Compile every line that includes the word "value".

Stored data entries
** START **
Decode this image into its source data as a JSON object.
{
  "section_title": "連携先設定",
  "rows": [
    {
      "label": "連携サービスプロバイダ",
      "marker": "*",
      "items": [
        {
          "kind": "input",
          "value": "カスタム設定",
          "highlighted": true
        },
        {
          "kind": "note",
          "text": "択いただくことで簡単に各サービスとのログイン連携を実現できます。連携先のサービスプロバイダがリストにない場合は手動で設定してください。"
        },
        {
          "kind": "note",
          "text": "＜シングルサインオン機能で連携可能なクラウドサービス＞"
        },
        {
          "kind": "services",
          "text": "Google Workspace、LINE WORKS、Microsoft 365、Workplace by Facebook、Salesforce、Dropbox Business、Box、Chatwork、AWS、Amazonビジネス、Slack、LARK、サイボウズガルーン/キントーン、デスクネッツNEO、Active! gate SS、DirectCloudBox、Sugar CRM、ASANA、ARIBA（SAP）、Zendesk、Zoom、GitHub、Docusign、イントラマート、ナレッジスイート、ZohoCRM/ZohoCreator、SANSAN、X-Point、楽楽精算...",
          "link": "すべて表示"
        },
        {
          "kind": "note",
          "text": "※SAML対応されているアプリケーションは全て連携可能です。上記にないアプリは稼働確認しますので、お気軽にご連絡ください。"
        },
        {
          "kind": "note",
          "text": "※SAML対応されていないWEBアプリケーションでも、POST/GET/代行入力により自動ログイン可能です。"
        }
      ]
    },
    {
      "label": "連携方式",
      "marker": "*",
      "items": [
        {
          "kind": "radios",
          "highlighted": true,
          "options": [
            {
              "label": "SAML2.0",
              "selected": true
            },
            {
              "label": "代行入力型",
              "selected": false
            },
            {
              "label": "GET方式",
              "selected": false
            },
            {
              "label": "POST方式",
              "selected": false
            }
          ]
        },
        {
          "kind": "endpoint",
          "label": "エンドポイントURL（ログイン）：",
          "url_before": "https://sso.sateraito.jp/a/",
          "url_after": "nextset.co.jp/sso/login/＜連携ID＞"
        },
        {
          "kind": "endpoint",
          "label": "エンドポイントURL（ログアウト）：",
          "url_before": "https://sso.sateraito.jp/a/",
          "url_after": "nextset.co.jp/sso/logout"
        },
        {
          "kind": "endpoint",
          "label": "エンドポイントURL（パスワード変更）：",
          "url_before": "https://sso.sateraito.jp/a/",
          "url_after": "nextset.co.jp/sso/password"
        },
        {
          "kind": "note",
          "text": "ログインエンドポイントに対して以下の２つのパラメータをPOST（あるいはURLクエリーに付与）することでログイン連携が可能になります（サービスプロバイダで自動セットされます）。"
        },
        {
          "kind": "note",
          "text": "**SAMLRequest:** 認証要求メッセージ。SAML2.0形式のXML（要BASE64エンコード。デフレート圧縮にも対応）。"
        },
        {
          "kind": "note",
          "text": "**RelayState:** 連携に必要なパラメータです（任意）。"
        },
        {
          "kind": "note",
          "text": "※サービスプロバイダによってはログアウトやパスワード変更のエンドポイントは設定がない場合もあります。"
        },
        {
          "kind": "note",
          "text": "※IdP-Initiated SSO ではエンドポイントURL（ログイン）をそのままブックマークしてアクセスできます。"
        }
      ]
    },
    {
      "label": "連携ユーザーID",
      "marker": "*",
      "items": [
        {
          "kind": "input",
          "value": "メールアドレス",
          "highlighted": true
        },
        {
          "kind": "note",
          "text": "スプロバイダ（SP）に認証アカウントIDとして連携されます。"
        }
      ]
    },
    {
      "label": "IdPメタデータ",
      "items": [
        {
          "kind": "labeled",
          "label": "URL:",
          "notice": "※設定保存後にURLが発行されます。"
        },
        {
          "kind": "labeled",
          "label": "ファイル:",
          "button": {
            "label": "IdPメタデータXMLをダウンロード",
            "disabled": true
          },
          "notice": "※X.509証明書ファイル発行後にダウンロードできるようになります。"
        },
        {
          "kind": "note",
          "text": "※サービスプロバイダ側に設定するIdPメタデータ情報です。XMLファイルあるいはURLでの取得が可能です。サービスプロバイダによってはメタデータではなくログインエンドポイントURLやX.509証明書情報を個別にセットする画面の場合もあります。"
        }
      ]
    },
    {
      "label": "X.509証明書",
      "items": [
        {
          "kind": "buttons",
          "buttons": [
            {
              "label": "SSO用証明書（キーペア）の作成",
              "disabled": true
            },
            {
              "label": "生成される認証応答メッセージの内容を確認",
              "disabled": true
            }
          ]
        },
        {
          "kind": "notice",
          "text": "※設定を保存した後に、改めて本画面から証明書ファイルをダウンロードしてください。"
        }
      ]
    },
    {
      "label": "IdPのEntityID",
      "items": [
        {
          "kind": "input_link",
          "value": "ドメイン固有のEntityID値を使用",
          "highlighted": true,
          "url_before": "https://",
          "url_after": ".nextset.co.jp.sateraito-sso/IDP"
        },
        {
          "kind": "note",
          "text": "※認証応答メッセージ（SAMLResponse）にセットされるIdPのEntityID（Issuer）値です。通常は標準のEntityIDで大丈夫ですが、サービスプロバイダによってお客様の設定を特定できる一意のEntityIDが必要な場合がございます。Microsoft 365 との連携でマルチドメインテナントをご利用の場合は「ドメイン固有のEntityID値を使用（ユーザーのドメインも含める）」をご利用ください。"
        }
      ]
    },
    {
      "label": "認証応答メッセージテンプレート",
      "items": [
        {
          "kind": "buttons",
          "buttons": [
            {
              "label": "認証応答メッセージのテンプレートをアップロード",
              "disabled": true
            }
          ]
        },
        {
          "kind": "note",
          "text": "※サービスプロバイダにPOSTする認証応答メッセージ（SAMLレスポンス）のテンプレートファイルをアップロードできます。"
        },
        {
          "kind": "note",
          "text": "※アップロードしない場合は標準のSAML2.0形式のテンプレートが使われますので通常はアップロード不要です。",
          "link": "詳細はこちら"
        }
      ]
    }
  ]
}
** END **
● **Result for this exercise**:
          "value": "カスタム設定",
          "value": "メールアドレス",
          "value": "ドメイン固有のEntityID値を使用",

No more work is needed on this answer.